[Exercise description] Search the material for "Информация" and show all lines that contain it.

[Exercise materials]
***

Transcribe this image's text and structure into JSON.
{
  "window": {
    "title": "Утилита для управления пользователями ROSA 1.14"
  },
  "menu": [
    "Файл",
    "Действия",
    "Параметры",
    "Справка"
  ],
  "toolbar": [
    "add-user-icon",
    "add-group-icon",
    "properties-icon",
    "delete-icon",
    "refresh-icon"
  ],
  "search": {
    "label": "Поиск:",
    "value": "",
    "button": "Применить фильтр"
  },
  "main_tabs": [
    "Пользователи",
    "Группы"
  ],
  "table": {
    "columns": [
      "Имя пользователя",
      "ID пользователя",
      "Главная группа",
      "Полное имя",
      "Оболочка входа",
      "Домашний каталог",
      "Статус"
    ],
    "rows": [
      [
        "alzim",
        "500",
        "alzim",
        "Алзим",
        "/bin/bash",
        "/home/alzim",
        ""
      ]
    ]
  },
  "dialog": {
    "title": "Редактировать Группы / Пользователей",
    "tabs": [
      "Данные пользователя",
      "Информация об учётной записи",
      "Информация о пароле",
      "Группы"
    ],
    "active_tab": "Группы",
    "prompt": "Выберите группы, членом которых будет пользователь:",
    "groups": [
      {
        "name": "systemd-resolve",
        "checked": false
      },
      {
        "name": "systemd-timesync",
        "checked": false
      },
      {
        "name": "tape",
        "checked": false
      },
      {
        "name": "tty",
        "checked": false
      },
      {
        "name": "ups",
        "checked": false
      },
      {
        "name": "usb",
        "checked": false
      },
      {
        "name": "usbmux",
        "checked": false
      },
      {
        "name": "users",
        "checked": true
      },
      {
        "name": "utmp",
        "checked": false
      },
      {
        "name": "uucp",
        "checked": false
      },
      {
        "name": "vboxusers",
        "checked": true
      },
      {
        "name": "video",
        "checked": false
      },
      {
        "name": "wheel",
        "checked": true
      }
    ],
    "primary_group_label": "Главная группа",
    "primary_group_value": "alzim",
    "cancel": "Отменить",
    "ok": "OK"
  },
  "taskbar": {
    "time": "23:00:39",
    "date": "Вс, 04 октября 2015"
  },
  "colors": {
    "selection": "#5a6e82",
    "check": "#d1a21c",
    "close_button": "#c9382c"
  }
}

***

[Completed exercise]
      "Информация об учётной записи",
      "Информация о пароле",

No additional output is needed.